* Begin DATA EXCERPTS *

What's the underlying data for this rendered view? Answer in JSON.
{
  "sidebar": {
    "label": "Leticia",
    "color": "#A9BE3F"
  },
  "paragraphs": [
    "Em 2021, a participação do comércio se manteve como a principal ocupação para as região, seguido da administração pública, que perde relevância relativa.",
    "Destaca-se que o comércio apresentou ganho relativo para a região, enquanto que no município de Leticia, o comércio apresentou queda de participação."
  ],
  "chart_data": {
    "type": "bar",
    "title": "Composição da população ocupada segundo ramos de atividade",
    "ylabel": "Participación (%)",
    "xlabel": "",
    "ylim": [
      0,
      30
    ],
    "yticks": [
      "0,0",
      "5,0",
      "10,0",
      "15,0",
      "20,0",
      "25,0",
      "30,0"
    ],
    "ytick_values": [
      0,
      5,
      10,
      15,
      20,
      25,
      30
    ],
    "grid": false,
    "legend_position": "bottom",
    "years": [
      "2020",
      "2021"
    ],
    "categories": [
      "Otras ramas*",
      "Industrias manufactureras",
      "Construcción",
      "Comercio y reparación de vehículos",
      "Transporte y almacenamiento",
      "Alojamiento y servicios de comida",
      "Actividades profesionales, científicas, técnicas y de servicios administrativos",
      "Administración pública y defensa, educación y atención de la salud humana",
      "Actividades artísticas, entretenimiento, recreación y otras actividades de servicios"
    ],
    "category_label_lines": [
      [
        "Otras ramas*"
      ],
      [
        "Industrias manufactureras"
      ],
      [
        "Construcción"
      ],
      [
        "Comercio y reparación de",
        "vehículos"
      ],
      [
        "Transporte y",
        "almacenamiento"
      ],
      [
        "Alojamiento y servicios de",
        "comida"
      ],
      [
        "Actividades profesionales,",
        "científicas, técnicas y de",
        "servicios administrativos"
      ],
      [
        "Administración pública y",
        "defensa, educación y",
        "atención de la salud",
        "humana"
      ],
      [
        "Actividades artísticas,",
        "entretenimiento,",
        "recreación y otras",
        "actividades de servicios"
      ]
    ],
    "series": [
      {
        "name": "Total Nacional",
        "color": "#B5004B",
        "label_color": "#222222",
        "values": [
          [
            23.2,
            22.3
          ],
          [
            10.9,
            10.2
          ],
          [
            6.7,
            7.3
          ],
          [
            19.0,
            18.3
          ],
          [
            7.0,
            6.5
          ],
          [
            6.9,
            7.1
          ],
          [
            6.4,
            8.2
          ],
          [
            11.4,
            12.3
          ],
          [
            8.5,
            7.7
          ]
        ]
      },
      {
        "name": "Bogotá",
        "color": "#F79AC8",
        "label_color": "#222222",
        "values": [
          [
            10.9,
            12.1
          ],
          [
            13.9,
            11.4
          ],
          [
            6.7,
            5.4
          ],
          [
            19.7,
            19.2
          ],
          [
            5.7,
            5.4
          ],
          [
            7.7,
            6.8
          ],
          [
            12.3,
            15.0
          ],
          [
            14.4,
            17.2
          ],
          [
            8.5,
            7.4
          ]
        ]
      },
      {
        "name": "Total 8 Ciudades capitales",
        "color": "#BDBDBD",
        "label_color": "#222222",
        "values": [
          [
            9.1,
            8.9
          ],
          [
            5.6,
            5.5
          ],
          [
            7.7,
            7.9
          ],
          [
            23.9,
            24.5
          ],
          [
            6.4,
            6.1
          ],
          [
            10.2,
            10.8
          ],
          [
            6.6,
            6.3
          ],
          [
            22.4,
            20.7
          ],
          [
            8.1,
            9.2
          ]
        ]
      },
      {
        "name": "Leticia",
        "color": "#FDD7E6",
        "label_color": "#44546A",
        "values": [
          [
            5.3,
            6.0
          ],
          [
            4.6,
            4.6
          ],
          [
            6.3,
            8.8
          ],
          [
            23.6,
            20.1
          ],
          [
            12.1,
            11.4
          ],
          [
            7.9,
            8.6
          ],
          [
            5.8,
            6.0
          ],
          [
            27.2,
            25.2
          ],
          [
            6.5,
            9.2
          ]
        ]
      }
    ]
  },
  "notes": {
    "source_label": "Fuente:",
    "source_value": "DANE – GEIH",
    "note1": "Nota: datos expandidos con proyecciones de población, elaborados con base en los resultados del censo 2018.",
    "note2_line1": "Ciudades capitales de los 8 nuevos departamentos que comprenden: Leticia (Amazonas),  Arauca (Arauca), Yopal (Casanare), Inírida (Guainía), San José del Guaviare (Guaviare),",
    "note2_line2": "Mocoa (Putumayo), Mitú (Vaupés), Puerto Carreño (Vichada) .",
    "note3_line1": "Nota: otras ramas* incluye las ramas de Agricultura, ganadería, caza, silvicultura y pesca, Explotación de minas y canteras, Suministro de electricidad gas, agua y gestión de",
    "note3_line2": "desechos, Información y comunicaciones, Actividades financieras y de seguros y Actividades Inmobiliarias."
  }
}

* End DATA EXCERPTS *

◆ PROBLEM TO WORK ON ◆
Track down every line holding the string "Administración" and copy it.

◆ ANSWER TO THIS EXERCISE ◆
      "Administración pública y defensa, educación y atención de la salud humana",
        "Administración pública y",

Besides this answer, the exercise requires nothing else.